> Exercise inputs

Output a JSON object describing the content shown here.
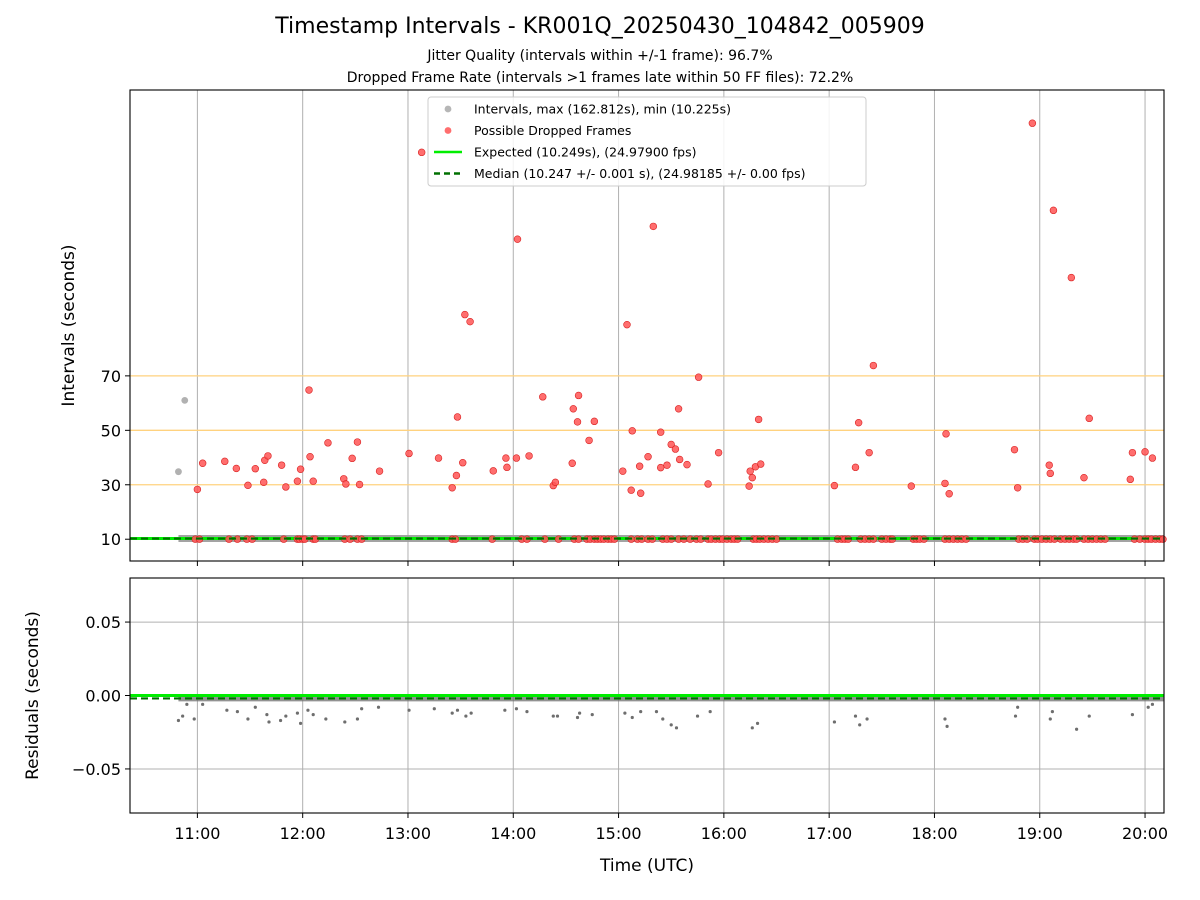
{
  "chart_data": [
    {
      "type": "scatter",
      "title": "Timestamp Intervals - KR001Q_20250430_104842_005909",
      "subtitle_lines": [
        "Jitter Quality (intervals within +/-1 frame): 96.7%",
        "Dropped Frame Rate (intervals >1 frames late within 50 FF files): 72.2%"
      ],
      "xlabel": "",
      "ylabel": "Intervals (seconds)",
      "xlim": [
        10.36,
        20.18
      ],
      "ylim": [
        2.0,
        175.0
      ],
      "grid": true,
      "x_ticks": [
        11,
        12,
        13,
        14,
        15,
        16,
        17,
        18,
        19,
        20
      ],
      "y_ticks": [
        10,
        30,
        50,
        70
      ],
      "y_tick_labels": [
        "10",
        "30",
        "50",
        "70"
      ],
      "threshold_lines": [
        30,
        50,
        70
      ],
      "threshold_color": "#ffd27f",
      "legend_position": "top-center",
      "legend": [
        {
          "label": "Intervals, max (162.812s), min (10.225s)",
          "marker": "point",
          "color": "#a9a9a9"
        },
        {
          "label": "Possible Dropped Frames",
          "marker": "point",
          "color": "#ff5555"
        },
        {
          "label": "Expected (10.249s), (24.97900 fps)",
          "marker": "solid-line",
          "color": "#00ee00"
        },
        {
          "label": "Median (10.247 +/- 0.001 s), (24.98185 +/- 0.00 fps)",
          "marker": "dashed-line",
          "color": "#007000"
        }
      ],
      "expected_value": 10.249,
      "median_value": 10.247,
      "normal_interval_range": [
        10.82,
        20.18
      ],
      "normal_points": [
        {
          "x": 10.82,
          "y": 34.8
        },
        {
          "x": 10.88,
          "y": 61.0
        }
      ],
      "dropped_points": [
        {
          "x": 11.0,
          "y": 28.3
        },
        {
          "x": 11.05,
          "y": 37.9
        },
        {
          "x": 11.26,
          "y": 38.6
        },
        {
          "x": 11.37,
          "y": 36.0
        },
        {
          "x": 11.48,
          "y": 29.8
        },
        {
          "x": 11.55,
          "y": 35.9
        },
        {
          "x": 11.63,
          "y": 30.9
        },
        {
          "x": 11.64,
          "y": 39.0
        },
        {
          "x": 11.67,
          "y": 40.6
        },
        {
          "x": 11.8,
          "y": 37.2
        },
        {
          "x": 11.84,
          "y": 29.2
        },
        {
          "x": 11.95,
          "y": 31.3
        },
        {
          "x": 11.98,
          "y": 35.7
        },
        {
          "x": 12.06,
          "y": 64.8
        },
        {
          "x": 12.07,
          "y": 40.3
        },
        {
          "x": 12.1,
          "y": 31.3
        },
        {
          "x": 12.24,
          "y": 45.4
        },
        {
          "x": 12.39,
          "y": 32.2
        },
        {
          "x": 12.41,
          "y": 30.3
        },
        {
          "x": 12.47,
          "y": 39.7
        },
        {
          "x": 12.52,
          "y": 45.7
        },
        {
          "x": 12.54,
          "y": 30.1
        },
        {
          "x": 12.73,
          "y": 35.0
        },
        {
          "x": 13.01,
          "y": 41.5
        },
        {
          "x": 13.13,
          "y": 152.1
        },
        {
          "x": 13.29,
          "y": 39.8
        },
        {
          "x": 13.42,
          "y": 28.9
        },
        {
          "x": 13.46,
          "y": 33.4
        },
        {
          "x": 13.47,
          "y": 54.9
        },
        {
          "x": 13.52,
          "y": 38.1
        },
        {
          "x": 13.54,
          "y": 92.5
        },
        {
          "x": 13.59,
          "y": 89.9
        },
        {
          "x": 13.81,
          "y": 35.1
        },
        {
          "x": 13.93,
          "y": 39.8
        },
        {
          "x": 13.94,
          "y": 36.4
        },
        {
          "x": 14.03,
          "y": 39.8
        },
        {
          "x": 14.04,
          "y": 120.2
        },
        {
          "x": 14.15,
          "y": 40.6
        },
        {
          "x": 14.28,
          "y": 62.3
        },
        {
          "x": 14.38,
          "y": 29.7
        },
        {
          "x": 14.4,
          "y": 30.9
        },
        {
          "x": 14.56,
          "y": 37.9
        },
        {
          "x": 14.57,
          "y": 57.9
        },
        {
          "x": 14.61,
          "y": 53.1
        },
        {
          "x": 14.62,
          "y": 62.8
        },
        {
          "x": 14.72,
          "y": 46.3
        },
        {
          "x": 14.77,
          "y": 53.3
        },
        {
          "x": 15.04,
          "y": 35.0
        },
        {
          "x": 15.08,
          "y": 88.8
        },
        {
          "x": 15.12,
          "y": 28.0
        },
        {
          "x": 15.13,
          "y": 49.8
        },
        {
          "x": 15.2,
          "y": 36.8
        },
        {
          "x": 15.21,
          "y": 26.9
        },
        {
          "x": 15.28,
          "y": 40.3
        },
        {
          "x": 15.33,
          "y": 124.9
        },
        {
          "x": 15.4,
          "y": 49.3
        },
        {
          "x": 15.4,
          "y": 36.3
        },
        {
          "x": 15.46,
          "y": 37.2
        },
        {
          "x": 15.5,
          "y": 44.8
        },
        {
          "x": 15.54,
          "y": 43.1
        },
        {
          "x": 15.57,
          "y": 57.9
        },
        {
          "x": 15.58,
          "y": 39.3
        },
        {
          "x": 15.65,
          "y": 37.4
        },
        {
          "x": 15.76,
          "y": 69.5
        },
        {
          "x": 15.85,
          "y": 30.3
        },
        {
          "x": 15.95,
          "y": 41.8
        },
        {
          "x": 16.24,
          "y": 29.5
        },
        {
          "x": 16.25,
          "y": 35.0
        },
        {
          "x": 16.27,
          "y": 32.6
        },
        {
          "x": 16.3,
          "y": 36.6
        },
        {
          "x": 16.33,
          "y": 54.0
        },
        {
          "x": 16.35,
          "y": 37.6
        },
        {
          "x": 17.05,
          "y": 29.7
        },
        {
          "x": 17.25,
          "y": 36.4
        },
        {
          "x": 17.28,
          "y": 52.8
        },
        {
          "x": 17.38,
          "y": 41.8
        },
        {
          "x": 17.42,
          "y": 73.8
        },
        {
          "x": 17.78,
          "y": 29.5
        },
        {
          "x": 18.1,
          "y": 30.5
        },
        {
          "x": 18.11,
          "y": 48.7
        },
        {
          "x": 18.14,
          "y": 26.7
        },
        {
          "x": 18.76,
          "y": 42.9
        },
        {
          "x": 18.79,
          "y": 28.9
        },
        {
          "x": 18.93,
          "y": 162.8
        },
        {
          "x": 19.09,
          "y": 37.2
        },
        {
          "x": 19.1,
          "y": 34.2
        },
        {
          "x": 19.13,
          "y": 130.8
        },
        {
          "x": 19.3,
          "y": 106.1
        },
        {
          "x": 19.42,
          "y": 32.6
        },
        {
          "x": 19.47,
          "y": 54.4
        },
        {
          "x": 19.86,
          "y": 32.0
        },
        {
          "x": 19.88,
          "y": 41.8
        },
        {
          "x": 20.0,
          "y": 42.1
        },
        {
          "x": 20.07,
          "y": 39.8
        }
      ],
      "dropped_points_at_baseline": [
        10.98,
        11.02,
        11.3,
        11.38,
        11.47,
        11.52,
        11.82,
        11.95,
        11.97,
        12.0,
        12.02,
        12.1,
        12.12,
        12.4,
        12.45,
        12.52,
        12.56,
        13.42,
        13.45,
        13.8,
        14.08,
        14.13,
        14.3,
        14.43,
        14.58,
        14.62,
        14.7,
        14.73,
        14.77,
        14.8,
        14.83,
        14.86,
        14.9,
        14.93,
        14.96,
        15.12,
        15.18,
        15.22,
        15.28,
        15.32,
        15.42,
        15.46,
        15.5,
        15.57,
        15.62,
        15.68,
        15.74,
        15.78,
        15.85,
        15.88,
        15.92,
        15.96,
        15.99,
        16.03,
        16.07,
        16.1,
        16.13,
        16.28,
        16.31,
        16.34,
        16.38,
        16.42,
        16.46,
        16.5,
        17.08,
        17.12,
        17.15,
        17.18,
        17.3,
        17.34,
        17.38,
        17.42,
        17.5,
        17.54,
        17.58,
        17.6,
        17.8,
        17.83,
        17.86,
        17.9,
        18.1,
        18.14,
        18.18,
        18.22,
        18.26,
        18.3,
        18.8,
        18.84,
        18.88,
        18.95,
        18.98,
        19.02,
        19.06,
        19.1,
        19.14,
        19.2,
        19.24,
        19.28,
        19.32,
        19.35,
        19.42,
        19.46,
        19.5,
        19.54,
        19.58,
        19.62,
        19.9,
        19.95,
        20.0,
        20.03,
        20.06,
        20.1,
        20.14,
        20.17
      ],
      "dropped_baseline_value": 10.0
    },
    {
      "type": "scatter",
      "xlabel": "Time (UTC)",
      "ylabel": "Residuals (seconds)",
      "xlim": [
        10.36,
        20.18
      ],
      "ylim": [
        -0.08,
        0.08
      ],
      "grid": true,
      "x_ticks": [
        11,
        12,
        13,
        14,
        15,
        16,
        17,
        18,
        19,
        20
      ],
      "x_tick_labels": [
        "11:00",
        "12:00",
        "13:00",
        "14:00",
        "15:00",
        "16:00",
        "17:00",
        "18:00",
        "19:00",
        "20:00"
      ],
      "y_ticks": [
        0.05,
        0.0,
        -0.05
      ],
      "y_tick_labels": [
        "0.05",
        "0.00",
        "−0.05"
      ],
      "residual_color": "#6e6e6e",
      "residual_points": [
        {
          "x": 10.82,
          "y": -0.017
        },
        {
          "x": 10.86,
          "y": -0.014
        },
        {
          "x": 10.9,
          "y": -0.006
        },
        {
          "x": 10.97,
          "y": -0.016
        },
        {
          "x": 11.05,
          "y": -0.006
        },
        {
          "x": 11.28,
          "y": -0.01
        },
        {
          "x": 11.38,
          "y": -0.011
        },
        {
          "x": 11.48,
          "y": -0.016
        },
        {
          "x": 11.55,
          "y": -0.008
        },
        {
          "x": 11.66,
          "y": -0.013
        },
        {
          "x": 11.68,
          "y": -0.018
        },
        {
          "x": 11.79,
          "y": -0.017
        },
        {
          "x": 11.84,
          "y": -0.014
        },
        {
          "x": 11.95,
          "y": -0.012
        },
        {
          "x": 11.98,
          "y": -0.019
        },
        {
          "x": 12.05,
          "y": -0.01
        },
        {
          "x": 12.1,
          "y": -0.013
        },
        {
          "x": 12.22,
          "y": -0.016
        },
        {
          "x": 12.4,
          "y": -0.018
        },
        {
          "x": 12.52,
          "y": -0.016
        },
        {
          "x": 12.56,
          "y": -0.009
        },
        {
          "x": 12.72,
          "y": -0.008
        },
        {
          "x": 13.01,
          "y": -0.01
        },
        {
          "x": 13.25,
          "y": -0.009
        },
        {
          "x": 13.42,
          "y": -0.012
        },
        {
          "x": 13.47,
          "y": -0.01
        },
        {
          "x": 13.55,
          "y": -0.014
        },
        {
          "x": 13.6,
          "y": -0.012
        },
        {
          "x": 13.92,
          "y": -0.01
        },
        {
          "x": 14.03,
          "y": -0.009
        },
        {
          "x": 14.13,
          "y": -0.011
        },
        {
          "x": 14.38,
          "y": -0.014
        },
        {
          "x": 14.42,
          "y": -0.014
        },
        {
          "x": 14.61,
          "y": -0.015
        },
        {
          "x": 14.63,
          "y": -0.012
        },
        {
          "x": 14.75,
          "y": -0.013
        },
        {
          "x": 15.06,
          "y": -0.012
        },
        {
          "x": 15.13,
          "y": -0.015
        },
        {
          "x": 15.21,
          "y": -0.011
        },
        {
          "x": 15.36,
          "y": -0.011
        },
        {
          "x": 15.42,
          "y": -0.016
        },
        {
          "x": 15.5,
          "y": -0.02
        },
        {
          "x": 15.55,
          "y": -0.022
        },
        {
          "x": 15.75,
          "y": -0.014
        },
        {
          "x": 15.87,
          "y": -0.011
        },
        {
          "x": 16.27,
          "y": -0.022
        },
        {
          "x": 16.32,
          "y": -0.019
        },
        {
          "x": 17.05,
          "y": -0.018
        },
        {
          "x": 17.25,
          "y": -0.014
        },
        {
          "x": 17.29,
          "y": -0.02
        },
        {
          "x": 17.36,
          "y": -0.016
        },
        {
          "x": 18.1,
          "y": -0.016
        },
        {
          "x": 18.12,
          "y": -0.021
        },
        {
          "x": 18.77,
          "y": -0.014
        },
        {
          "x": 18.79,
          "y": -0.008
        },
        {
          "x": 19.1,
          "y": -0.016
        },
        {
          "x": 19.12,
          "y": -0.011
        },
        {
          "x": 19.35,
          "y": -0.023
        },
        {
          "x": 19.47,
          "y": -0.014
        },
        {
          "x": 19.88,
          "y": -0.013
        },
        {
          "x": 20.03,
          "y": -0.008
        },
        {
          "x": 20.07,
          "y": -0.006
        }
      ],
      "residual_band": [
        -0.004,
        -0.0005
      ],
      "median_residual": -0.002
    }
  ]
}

...

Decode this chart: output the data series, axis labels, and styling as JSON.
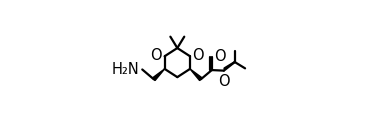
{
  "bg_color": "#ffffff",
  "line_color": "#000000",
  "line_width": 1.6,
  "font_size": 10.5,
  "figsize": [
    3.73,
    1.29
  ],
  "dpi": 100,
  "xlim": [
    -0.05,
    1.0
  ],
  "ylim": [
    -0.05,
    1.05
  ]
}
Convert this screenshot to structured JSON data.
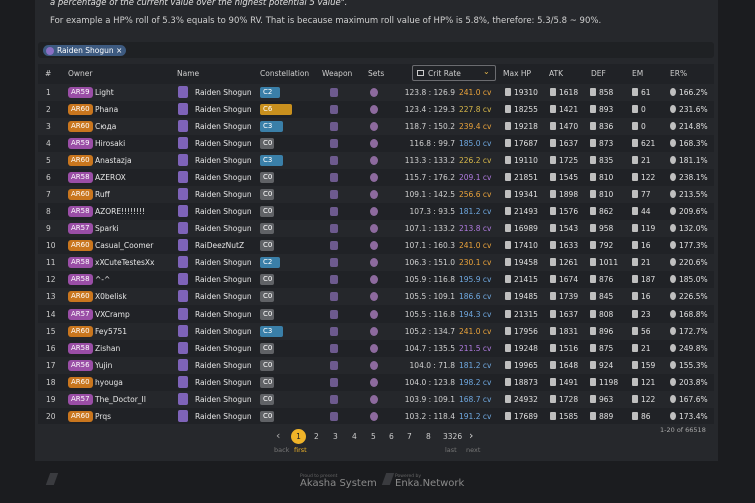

> Problem to solve
Both the line containing "Decode this chart: output" and the line containing "Convert this screenshot" belong in the copy, along with every line between them. Reproduce that stretch exactly, without the pictures.

> Solution to this task
Decode this chart: output the data series, axis labels, and styling as JSON.
{
  "bg_color": "#ffffff",
  "line_color": "#000000",
  "line_width": 1.6,
  "font_size": 10.5,
  "figsize": [
    3.73,
    1.29
  ],
  "dpi": 100,
  "xlim": [
    -0.05,
    1.0
  ],
  "ylim": [
    -0.05,
    1.05
  ]
}
Convert this screenshot to structured JSON data.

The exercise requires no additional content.